Goal: Images excluded, repeat each entry below exactly.
BEGIN Data provided
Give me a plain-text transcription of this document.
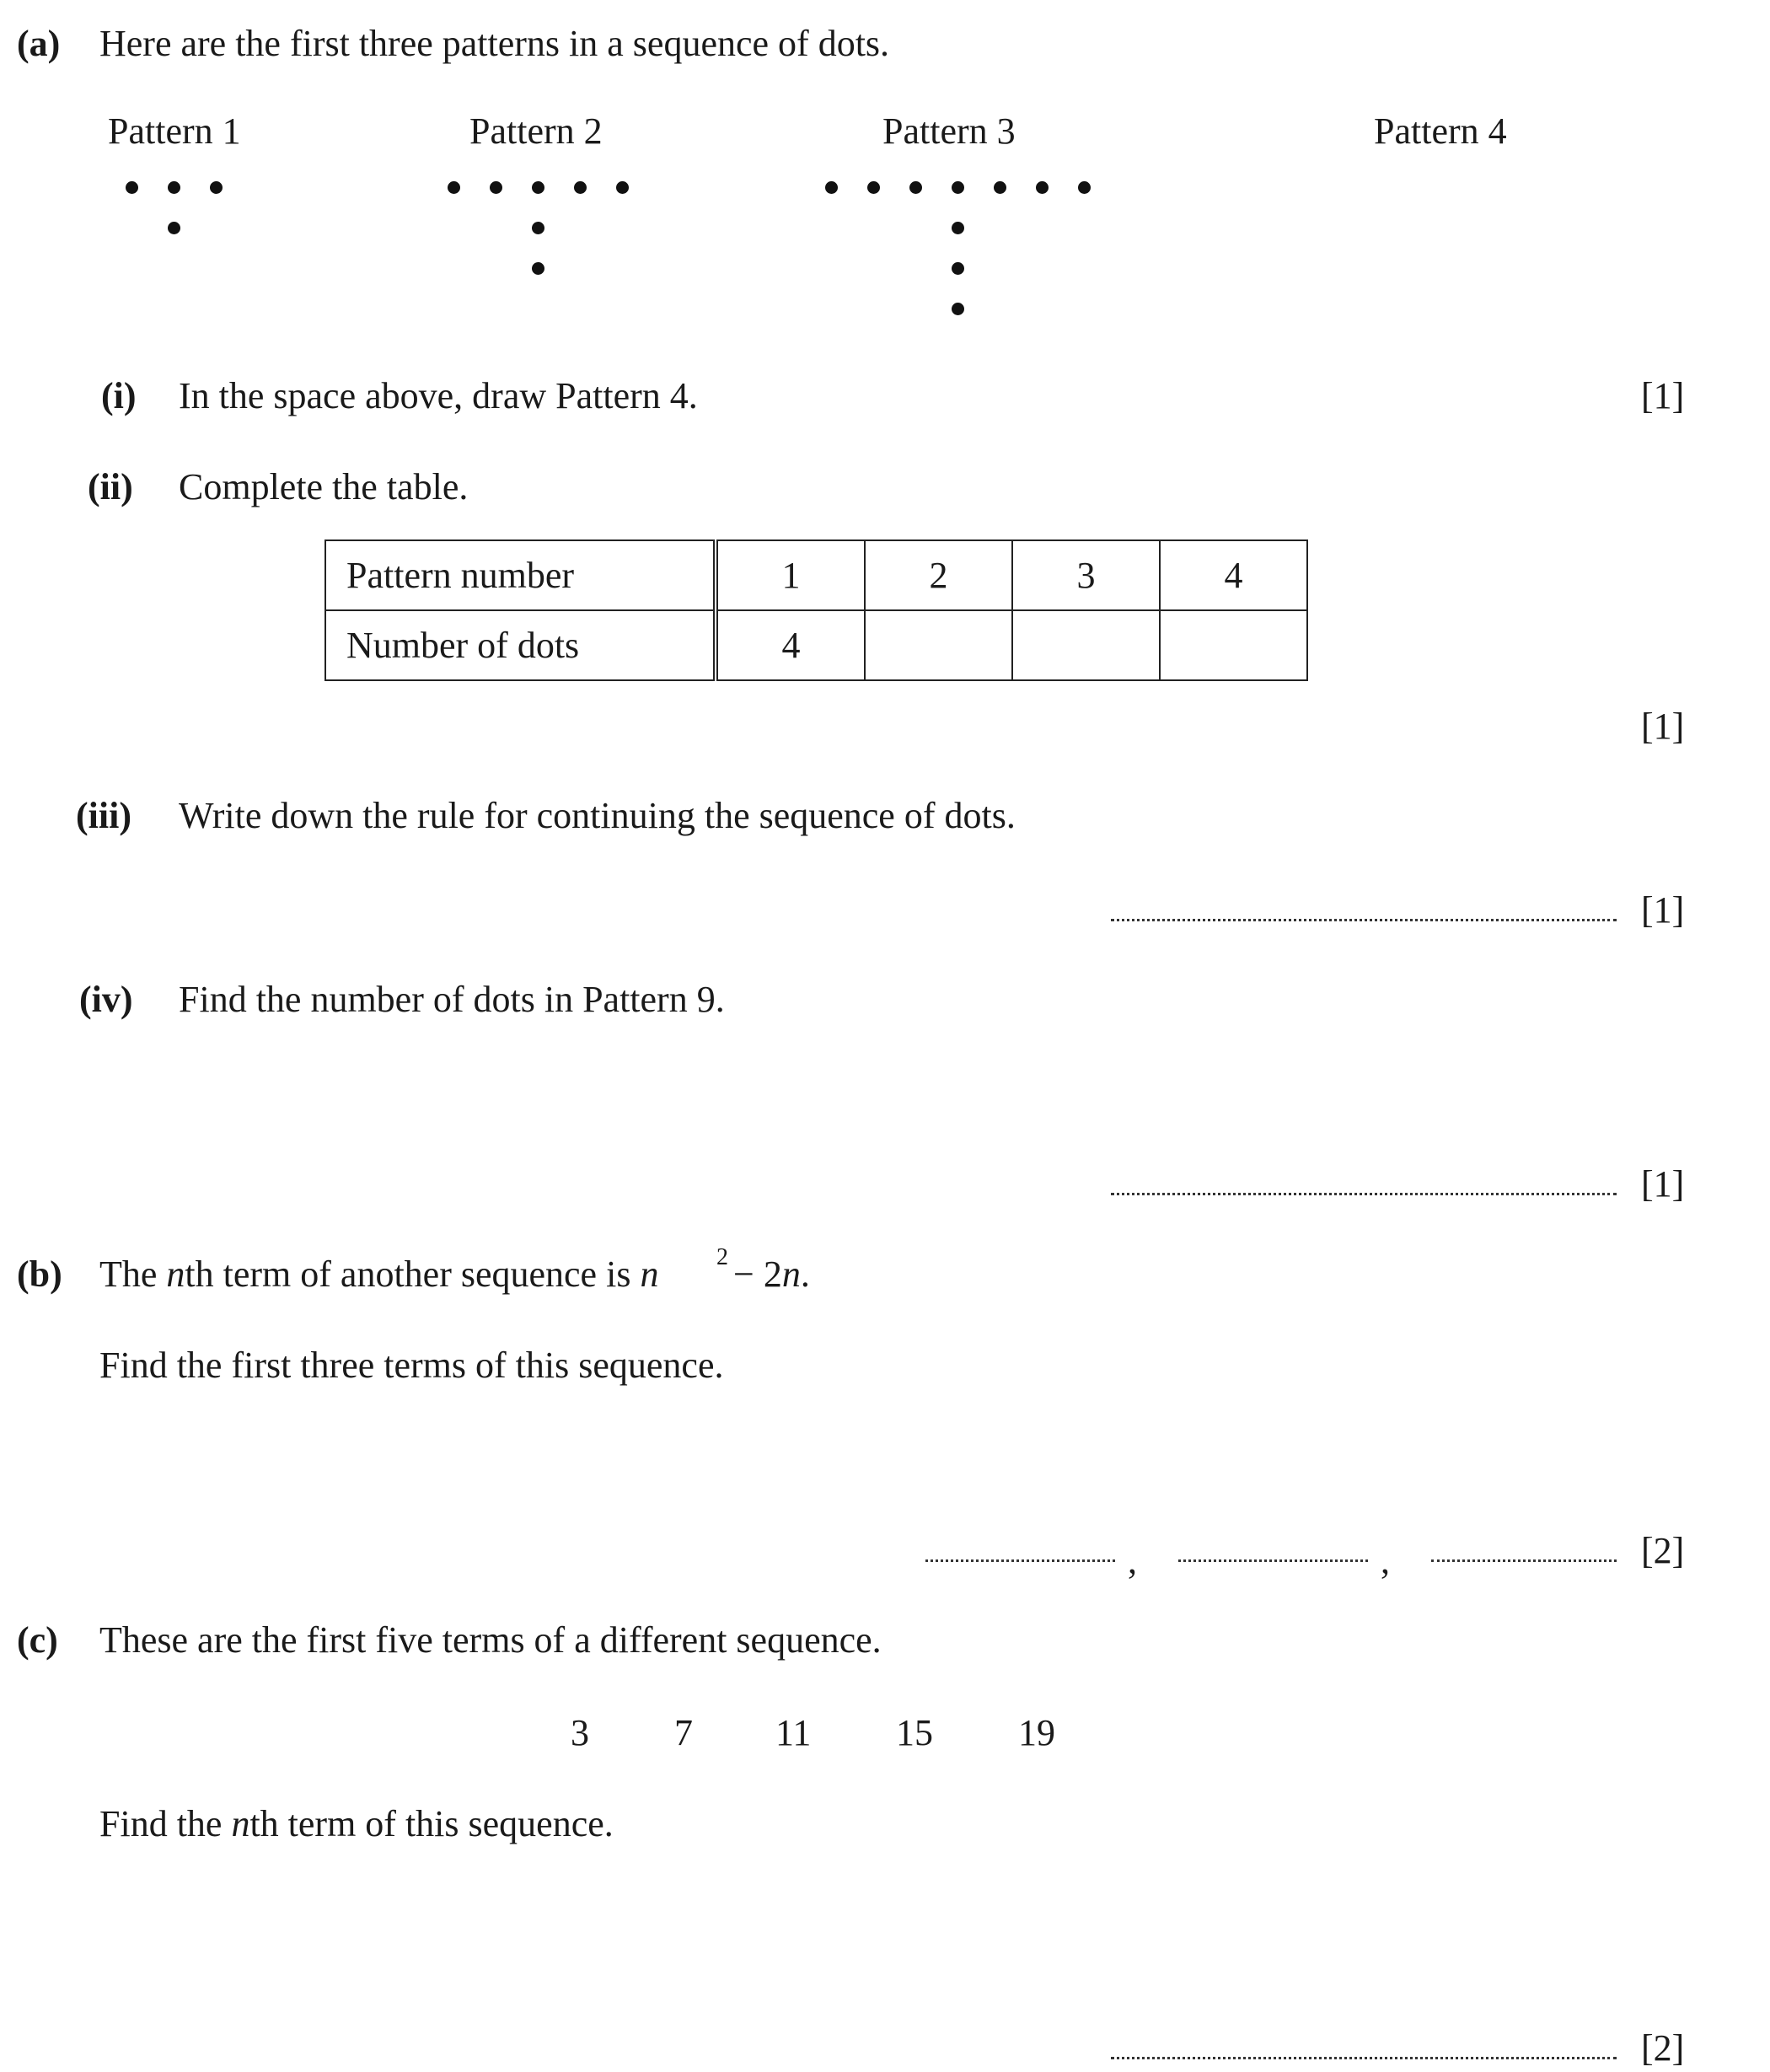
(a) Here are the first three patterns in a sequence of dots.
Pattern 1	Pattern 2	Pattern 3	Pattern 4
(i) In the space above, draw Pattern 4.	[1]
(ii) Complete the table.
Pattern number	1	2	3	4
Number of dots	4			
[1]
(iii) Write down the rule for continuing the sequence of dots.
[1]
(iv) Find the number of dots in Pattern 9.
[1]
(b) The nth term of another sequence is n 2 − 2n.
Find the first three terms of this sequence.
,	,	[2]
(c) These are the first five terms of a different sequence.
3 7 11 15 19
Find the nth term of this sequence.
[2]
END Data provided
Written response:
Give me a plain-text transcription of this document.
(a) Here are the first three patterns in a sequence of dots.
Pattern 1	Pattern 2	Pattern 3	Pattern 4
(i) In the space above, draw Pattern 4.	[1]
(ii) Complete the table.
Pattern number	1	2	3	4
Number of dots	4			
[1]
(iii) Write down the rule for continuing the sequence of dots.
[1]
(iv) Find the number of dots in Pattern 9.
[1]
(b) The nth term of another sequence is n 2 − 2n.
Find the first three terms of this sequence.
,	,	[2]
(c) These are the first five terms of a different sequence.
3 7 11 15 19
Find the nth term of this sequence.
[2]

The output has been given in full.